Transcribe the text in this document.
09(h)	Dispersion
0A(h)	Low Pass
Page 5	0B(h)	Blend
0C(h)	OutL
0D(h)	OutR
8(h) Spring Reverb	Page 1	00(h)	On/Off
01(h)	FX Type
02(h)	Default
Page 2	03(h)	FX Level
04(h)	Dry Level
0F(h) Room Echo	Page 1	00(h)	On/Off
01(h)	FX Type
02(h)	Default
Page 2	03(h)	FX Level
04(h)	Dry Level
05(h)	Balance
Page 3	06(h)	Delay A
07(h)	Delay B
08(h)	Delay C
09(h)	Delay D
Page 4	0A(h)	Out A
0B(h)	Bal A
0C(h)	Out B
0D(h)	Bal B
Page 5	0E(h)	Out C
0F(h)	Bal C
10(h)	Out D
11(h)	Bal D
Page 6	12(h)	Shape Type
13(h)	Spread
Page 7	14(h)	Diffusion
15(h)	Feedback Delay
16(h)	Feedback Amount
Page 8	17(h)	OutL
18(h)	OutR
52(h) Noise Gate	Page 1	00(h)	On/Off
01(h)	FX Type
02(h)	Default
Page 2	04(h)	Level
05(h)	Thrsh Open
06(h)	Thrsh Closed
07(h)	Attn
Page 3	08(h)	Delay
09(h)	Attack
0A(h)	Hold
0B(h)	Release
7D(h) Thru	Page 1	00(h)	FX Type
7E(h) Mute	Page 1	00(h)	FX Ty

To do >>
Every line of the records that includes the word "Feedback" should be gathered.

Reply to the exercise >>
15(h)	Feedback Delay
16(h)	Feedback Amount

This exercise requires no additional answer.